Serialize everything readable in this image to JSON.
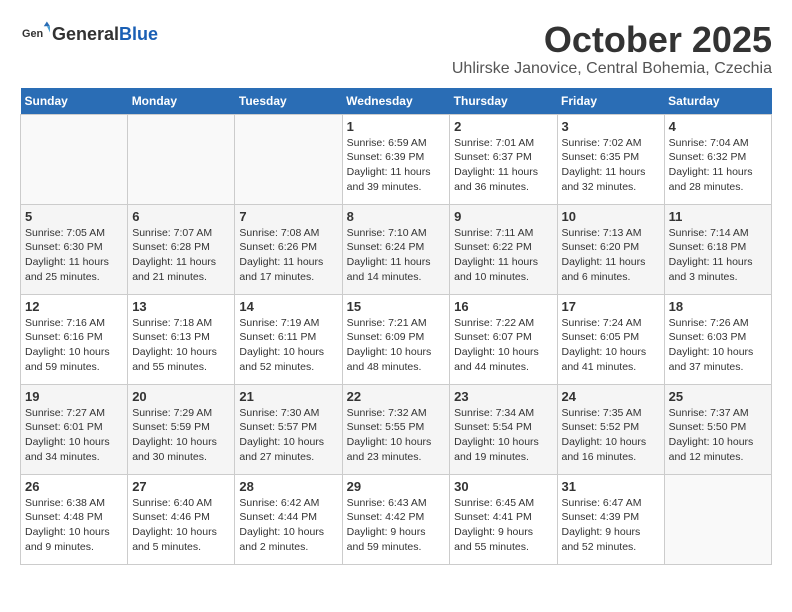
{
  "header": {
    "logo_general": "General",
    "logo_blue": "Blue",
    "month": "October 2025",
    "location": "Uhlirske Janovice, Central Bohemia, Czechia"
  },
  "days_of_week": [
    "Sunday",
    "Monday",
    "Tuesday",
    "Wednesday",
    "Thursday",
    "Friday",
    "Saturday"
  ],
  "weeks": [
    [
      {
        "day": "",
        "info": ""
      },
      {
        "day": "",
        "info": ""
      },
      {
        "day": "",
        "info": ""
      },
      {
        "day": "1",
        "info": "Sunrise: 6:59 AM\nSunset: 6:39 PM\nDaylight: 11 hours and 39 minutes."
      },
      {
        "day": "2",
        "info": "Sunrise: 7:01 AM\nSunset: 6:37 PM\nDaylight: 11 hours and 36 minutes."
      },
      {
        "day": "3",
        "info": "Sunrise: 7:02 AM\nSunset: 6:35 PM\nDaylight: 11 hours and 32 minutes."
      },
      {
        "day": "4",
        "info": "Sunrise: 7:04 AM\nSunset: 6:32 PM\nDaylight: 11 hours and 28 minutes."
      }
    ],
    [
      {
        "day": "5",
        "info": "Sunrise: 7:05 AM\nSunset: 6:30 PM\nDaylight: 11 hours and 25 minutes."
      },
      {
        "day": "6",
        "info": "Sunrise: 7:07 AM\nSunset: 6:28 PM\nDaylight: 11 hours and 21 minutes."
      },
      {
        "day": "7",
        "info": "Sunrise: 7:08 AM\nSunset: 6:26 PM\nDaylight: 11 hours and 17 minutes."
      },
      {
        "day": "8",
        "info": "Sunrise: 7:10 AM\nSunset: 6:24 PM\nDaylight: 11 hours and 14 minutes."
      },
      {
        "day": "9",
        "info": "Sunrise: 7:11 AM\nSunset: 6:22 PM\nDaylight: 11 hours and 10 minutes."
      },
      {
        "day": "10",
        "info": "Sunrise: 7:13 AM\nSunset: 6:20 PM\nDaylight: 11 hours and 6 minutes."
      },
      {
        "day": "11",
        "info": "Sunrise: 7:14 AM\nSunset: 6:18 PM\nDaylight: 11 hours and 3 minutes."
      }
    ],
    [
      {
        "day": "12",
        "info": "Sunrise: 7:16 AM\nSunset: 6:16 PM\nDaylight: 10 hours and 59 minutes."
      },
      {
        "day": "13",
        "info": "Sunrise: 7:18 AM\nSunset: 6:13 PM\nDaylight: 10 hours and 55 minutes."
      },
      {
        "day": "14",
        "info": "Sunrise: 7:19 AM\nSunset: 6:11 PM\nDaylight: 10 hours and 52 minutes."
      },
      {
        "day": "15",
        "info": "Sunrise: 7:21 AM\nSunset: 6:09 PM\nDaylight: 10 hours and 48 minutes."
      },
      {
        "day": "16",
        "info": "Sunrise: 7:22 AM\nSunset: 6:07 PM\nDaylight: 10 hours and 44 minutes."
      },
      {
        "day": "17",
        "info": "Sunrise: 7:24 AM\nSunset: 6:05 PM\nDaylight: 10 hours and 41 minutes."
      },
      {
        "day": "18",
        "info": "Sunrise: 7:26 AM\nSunset: 6:03 PM\nDaylight: 10 hours and 37 minutes."
      }
    ],
    [
      {
        "day": "19",
        "info": "Sunrise: 7:27 AM\nSunset: 6:01 PM\nDaylight: 10 hours and 34 minutes."
      },
      {
        "day": "20",
        "info": "Sunrise: 7:29 AM\nSunset: 5:59 PM\nDaylight: 10 hours and 30 minutes."
      },
      {
        "day": "21",
        "info": "Sunrise: 7:30 AM\nSunset: 5:57 PM\nDaylight: 10 hours and 27 minutes."
      },
      {
        "day": "22",
        "info": "Sunrise: 7:32 AM\nSunset: 5:55 PM\nDaylight: 10 hours and 23 minutes."
      },
      {
        "day": "23",
        "info": "Sunrise: 7:34 AM\nSunset: 5:54 PM\nDaylight: 10 hours and 19 minutes."
      },
      {
        "day": "24",
        "info": "Sunrise: 7:35 AM\nSunset: 5:52 PM\nDaylight: 10 hours and 16 minutes."
      },
      {
        "day": "25",
        "info": "Sunrise: 7:37 AM\nSunset: 5:50 PM\nDaylight: 10 hours and 12 minutes."
      }
    ],
    [
      {
        "day": "26",
        "info": "Sunrise: 6:38 AM\nSunset: 4:48 PM\nDaylight: 10 hours and 9 minutes."
      },
      {
        "day": "27",
        "info": "Sunrise: 6:40 AM\nSunset: 4:46 PM\nDaylight: 10 hours and 5 minutes."
      },
      {
        "day": "28",
        "info": "Sunrise: 6:42 AM\nSunset: 4:44 PM\nDaylight: 10 hours and 2 minutes."
      },
      {
        "day": "29",
        "info": "Sunrise: 6:43 AM\nSunset: 4:42 PM\nDaylight: 9 hours and 59 minutes."
      },
      {
        "day": "30",
        "info": "Sunrise: 6:45 AM\nSunset: 4:41 PM\nDaylight: 9 hours and 55 minutes."
      },
      {
        "day": "31",
        "info": "Sunrise: 6:47 AM\nSunset: 4:39 PM\nDaylight: 9 hours and 52 minutes."
      },
      {
        "day": "",
        "info": ""
      }
    ]
  ]
}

________________________

**What to do:**
Go through the entries above and output them exactly, without pictures.

**Output:**
Serialize everything readable in this image to JSON.
{
  "header": {
    "logo_general": "General",
    "logo_blue": "Blue",
    "month": "October 2025",
    "location": "Uhlirske Janovice, Central Bohemia, Czechia"
  },
  "days_of_week": [
    "Sunday",
    "Monday",
    "Tuesday",
    "Wednesday",
    "Thursday",
    "Friday",
    "Saturday"
  ],
  "weeks": [
    [
      {
        "day": "",
        "info": ""
      },
      {
        "day": "",
        "info": ""
      },
      {
        "day": "",
        "info": ""
      },
      {
        "day": "1",
        "info": "Sunrise: 6:59 AM\nSunset: 6:39 PM\nDaylight: 11 hours and 39 minutes."
      },
      {
        "day": "2",
        "info": "Sunrise: 7:01 AM\nSunset: 6:37 PM\nDaylight: 11 hours and 36 minutes."
      },
      {
        "day": "3",
        "info": "Sunrise: 7:02 AM\nSunset: 6:35 PM\nDaylight: 11 hours and 32 minutes."
      },
      {
        "day": "4",
        "info": "Sunrise: 7:04 AM\nSunset: 6:32 PM\nDaylight: 11 hours and 28 minutes."
      }
    ],
    [
      {
        "day": "5",
        "info": "Sunrise: 7:05 AM\nSunset: 6:30 PM\nDaylight: 11 hours and 25 minutes."
      },
      {
        "day": "6",
        "info": "Sunrise: 7:07 AM\nSunset: 6:28 PM\nDaylight: 11 hours and 21 minutes."
      },
      {
        "day": "7",
        "info": "Sunrise: 7:08 AM\nSunset: 6:26 PM\nDaylight: 11 hours and 17 minutes."
      },
      {
        "day": "8",
        "info": "Sunrise: 7:10 AM\nSunset: 6:24 PM\nDaylight: 11 hours and 14 minutes."
      },
      {
        "day": "9",
        "info": "Sunrise: 7:11 AM\nSunset: 6:22 PM\nDaylight: 11 hours and 10 minutes."
      },
      {
        "day": "10",
        "info": "Sunrise: 7:13 AM\nSunset: 6:20 PM\nDaylight: 11 hours and 6 minutes."
      },
      {
        "day": "11",
        "info": "Sunrise: 7:14 AM\nSunset: 6:18 PM\nDaylight: 11 hours and 3 minutes."
      }
    ],
    [
      {
        "day": "12",
        "info": "Sunrise: 7:16 AM\nSunset: 6:16 PM\nDaylight: 10 hours and 59 minutes."
      },
      {
        "day": "13",
        "info": "Sunrise: 7:18 AM\nSunset: 6:13 PM\nDaylight: 10 hours and 55 minutes."
      },
      {
        "day": "14",
        "info": "Sunrise: 7:19 AM\nSunset: 6:11 PM\nDaylight: 10 hours and 52 minutes."
      },
      {
        "day": "15",
        "info": "Sunrise: 7:21 AM\nSunset: 6:09 PM\nDaylight: 10 hours and 48 minutes."
      },
      {
        "day": "16",
        "info": "Sunrise: 7:22 AM\nSunset: 6:07 PM\nDaylight: 10 hours and 44 minutes."
      },
      {
        "day": "17",
        "info": "Sunrise: 7:24 AM\nSunset: 6:05 PM\nDaylight: 10 hours and 41 minutes."
      },
      {
        "day": "18",
        "info": "Sunrise: 7:26 AM\nSunset: 6:03 PM\nDaylight: 10 hours and 37 minutes."
      }
    ],
    [
      {
        "day": "19",
        "info": "Sunrise: 7:27 AM\nSunset: 6:01 PM\nDaylight: 10 hours and 34 minutes."
      },
      {
        "day": "20",
        "info": "Sunrise: 7:29 AM\nSunset: 5:59 PM\nDaylight: 10 hours and 30 minutes."
      },
      {
        "day": "21",
        "info": "Sunrise: 7:30 AM\nSunset: 5:57 PM\nDaylight: 10 hours and 27 minutes."
      },
      {
        "day": "22",
        "info": "Sunrise: 7:32 AM\nSunset: 5:55 PM\nDaylight: 10 hours and 23 minutes."
      },
      {
        "day": "23",
        "info": "Sunrise: 7:34 AM\nSunset: 5:54 PM\nDaylight: 10 hours and 19 minutes."
      },
      {
        "day": "24",
        "info": "Sunrise: 7:35 AM\nSunset: 5:52 PM\nDaylight: 10 hours and 16 minutes."
      },
      {
        "day": "25",
        "info": "Sunrise: 7:37 AM\nSunset: 5:50 PM\nDaylight: 10 hours and 12 minutes."
      }
    ],
    [
      {
        "day": "26",
        "info": "Sunrise: 6:38 AM\nSunset: 4:48 PM\nDaylight: 10 hours and 9 minutes."
      },
      {
        "day": "27",
        "info": "Sunrise: 6:40 AM\nSunset: 4:46 PM\nDaylight: 10 hours and 5 minutes."
      },
      {
        "day": "28",
        "info": "Sunrise: 6:42 AM\nSunset: 4:44 PM\nDaylight: 10 hours and 2 minutes."
      },
      {
        "day": "29",
        "info": "Sunrise: 6:43 AM\nSunset: 4:42 PM\nDaylight: 9 hours and 59 minutes."
      },
      {
        "day": "30",
        "info": "Sunrise: 6:45 AM\nSunset: 4:41 PM\nDaylight: 9 hours and 55 minutes."
      },
      {
        "day": "31",
        "info": "Sunrise: 6:47 AM\nSunset: 4:39 PM\nDaylight: 9 hours and 52 minutes."
      },
      {
        "day": "",
        "info": ""
      }
    ]
  ]
}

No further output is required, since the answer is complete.